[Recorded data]
[Start]
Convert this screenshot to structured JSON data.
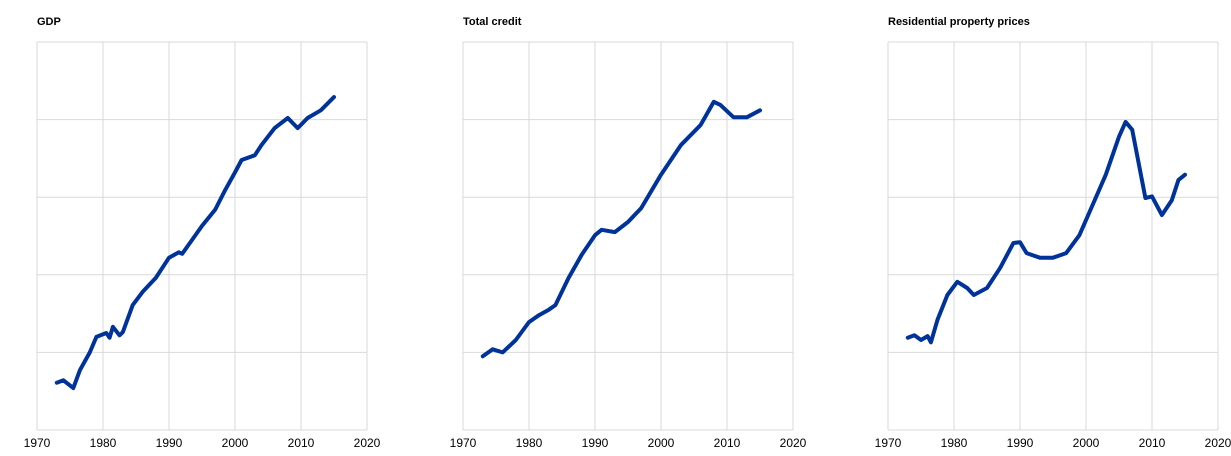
{
  "chart_data": [
    {
      "type": "line",
      "title": "GDP",
      "x": [
        1973,
        1974,
        1975.5,
        1976.5,
        1978,
        1979,
        1980.5,
        1981,
        1981.5,
        1982.5,
        1983,
        1984.5,
        1986,
        1988,
        1990,
        1991.5,
        1992,
        1993.5,
        1995,
        1997,
        1998.5,
        2000,
        2001,
        2003,
        2004,
        2006,
        2008,
        2009.5,
        2011,
        2013,
        2015
      ],
      "series": [
        {
          "color": "#003399",
          "values": [
            0.61,
            0.64,
            0.54,
            0.77,
            1.0,
            1.2,
            1.25,
            1.19,
            1.33,
            1.22,
            1.26,
            1.61,
            1.78,
            1.96,
            2.22,
            2.29,
            2.27,
            2.45,
            2.63,
            2.84,
            3.09,
            3.32,
            3.48,
            3.54,
            3.67,
            3.89,
            4.02,
            3.89,
            4.02,
            4.12,
            4.29
          ]
        }
      ],
      "xlim": [
        1970,
        2020
      ],
      "xticks": [
        1970,
        1980,
        1990,
        2000,
        2010,
        2020
      ],
      "ylim": [
        0,
        5
      ],
      "yticks": [
        0,
        1,
        2,
        3,
        4,
        5
      ],
      "grid": true
    },
    {
      "type": "line",
      "title": "Total credit",
      "x": [
        1973,
        1974.5,
        1976,
        1978,
        1980,
        1981.5,
        1983,
        1984,
        1986,
        1988,
        1990,
        1991,
        1993,
        1995,
        1997,
        2000,
        2003,
        2006,
        2008,
        2009,
        2011,
        2013,
        2015
      ],
      "series": [
        {
          "color": "#003399",
          "values": [
            0.95,
            1.04,
            1.0,
            1.16,
            1.39,
            1.48,
            1.55,
            1.61,
            1.96,
            2.26,
            2.51,
            2.58,
            2.55,
            2.68,
            2.86,
            3.29,
            3.67,
            3.93,
            4.23,
            4.19,
            4.03,
            4.03,
            4.12
          ]
        }
      ],
      "xlim": [
        1970,
        2020
      ],
      "xticks": [
        1970,
        1980,
        1990,
        2000,
        2010,
        2020
      ],
      "ylim": [
        0,
        5
      ],
      "yticks": [
        0,
        1,
        2,
        3,
        4,
        5
      ],
      "grid": true
    },
    {
      "type": "line",
      "title": "Residential property prices",
      "x": [
        1973,
        1974,
        1975,
        1976,
        1976.5,
        1977.5,
        1979,
        1980.5,
        1982,
        1983,
        1985,
        1987,
        1989,
        1990,
        1991,
        1993,
        1995,
        1997,
        1999,
        2001,
        2003,
        2005,
        2006,
        2007,
        2009,
        2010,
        2011.5,
        2013,
        2014,
        2015
      ],
      "series": [
        {
          "color": "#003399",
          "values": [
            1.19,
            1.22,
            1.16,
            1.21,
            1.13,
            1.42,
            1.74,
            1.91,
            1.83,
            1.74,
            1.83,
            2.09,
            2.41,
            2.42,
            2.28,
            2.22,
            2.22,
            2.28,
            2.51,
            2.9,
            3.29,
            3.78,
            3.97,
            3.87,
            2.99,
            3.01,
            2.77,
            2.96,
            3.22,
            3.29
          ]
        }
      ],
      "xlim": [
        1970,
        2020
      ],
      "xticks": [
        1970,
        1980,
        1990,
        2000,
        2010,
        2020
      ],
      "ylim": [
        0,
        5
      ],
      "yticks": [
        0,
        1,
        2,
        3,
        4,
        5
      ],
      "grid": true
    }
  ]
}
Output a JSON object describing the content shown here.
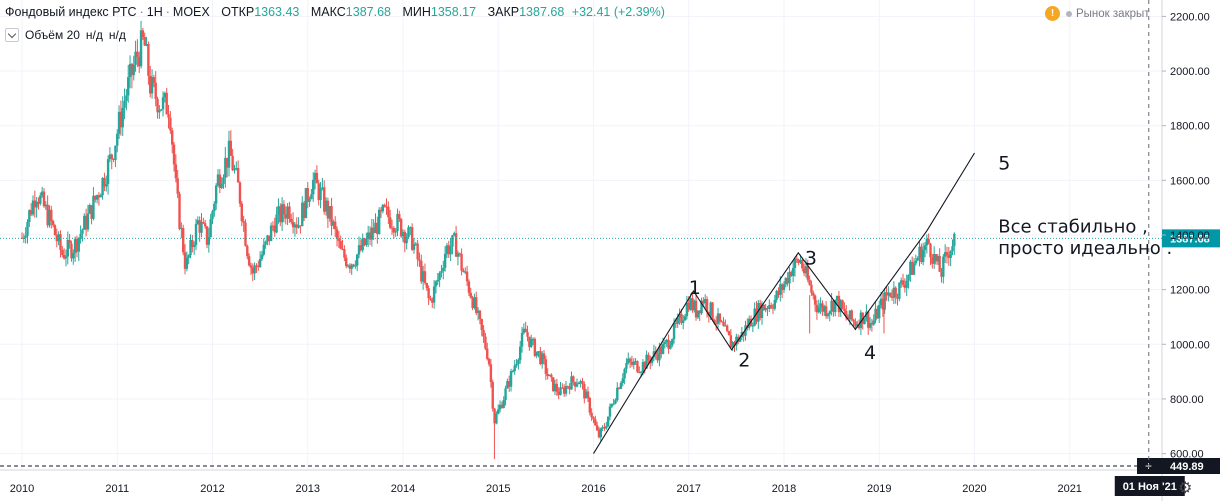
[End]
> _WORK TO DO_: Output each line exactly; omit every picture.

> _THE SOLUTION_:
Convert this screenshot to structured JSON data.
{
  "chart_data": [
    {
      "type": "line",
      "title": "GDP",
      "x": [
        1973,
        1974,
        1975.5,
        1976.5,
        1978,
        1979,
        1980.5,
        1981,
        1981.5,
        1982.5,
        1983,
        1984.5,
        1986,
        1988,
        1990,
        1991.5,
        1992,
        1993.5,
        1995,
        1997,
        1998.5,
        2000,
        2001,
        2003,
        2004,
        2006,
        2008,
        2009.5,
        2011,
        2013,
        2015
      ],
      "series": [
        {
          "color": "#003399",
          "values": [
            0.61,
            0.64,
            0.54,
            0.77,
            1.0,
            1.2,
            1.25,
            1.19,
            1.33,
            1.22,
            1.26,
            1.61,
            1.78,
            1.96,
            2.22,
            2.29,
            2.27,
            2.45,
            2.63,
            2.84,
            3.09,
            3.32,
            3.48,
            3.54,
            3.67,
            3.89,
            4.02,
            3.89,
            4.02,
            4.12,
            4.29
          ]
        }
      ],
      "xlim": [
        1970,
        2020
      ],
      "xticks": [
        1970,
        1980,
        1990,
        2000,
        2010,
        2020
      ],
      "ylim": [
        0,
        5
      ],
      "yticks": [
        0,
        1,
        2,
        3,
        4,
        5
      ],
      "grid": true
    },
    {
      "type": "line",
      "title": "Total credit",
      "x": [
        1973,
        1974.5,
        1976,
        1978,
        1980,
        1981.5,
        1983,
        1984,
        1986,
        1988,
        1990,
        1991,
        1993,
        1995,
        1997,
        2000,
        2003,
        2006,
        2008,
        2009,
        2011,
        2013,
        2015
      ],
      "series": [
        {
          "color": "#003399",
          "values": [
            0.95,
            1.04,
            1.0,
            1.16,
            1.39,
            1.48,
            1.55,
            1.61,
            1.96,
            2.26,
            2.51,
            2.58,
            2.55,
            2.68,
            2.86,
            3.29,
            3.67,
            3.93,
            4.23,
            4.19,
            4.03,
            4.03,
            4.12
          ]
        }
      ],
      "xlim": [
        1970,
        2020
      ],
      "xticks": [
        1970,
        1980,
        1990,
        2000,
        2010,
        2020
      ],
      "ylim": [
        0,
        5
      ],
      "yticks": [
        0,
        1,
        2,
        3,
        4,
        5
      ],
      "grid": true
    },
    {
      "type": "line",
      "title": "Residential property prices",
      "x": [
        1973,
        1974,
        1975,
        1976,
        1976.5,
        1977.5,
        1979,
        1980.5,
        1982,
        1983,
        1985,
        1987,
        1989,
        1990,
        1991,
        1993,
        1995,
        1997,
        1999,
        2001,
        2003,
        2005,
        2006,
        2007,
        2009,
        2010,
        2011.5,
        2013,
        2014,
        2015
      ],
      "series": [
        {
          "color": "#003399",
          "values": [
            1.19,
            1.22,
            1.16,
            1.21,
            1.13,
            1.42,
            1.74,
            1.91,
            1.83,
            1.74,
            1.83,
            2.09,
            2.41,
            2.42,
            2.28,
            2.22,
            2.22,
            2.28,
            2.51,
            2.9,
            3.29,
            3.78,
            3.97,
            3.87,
            2.99,
            3.01,
            2.77,
            2.96,
            3.22,
            3.29
          ]
        }
      ],
      "xlim": [
        1970,
        2020
      ],
      "xticks": [
        1970,
        1980,
        1990,
        2000,
        2010,
        2020
      ],
      "ylim": [
        0,
        5
      ],
      "yticks": [
        0,
        1,
        2,
        3,
        4,
        5
      ],
      "grid": true
    }
  ]
}
Output a JSON object describing the content shown here.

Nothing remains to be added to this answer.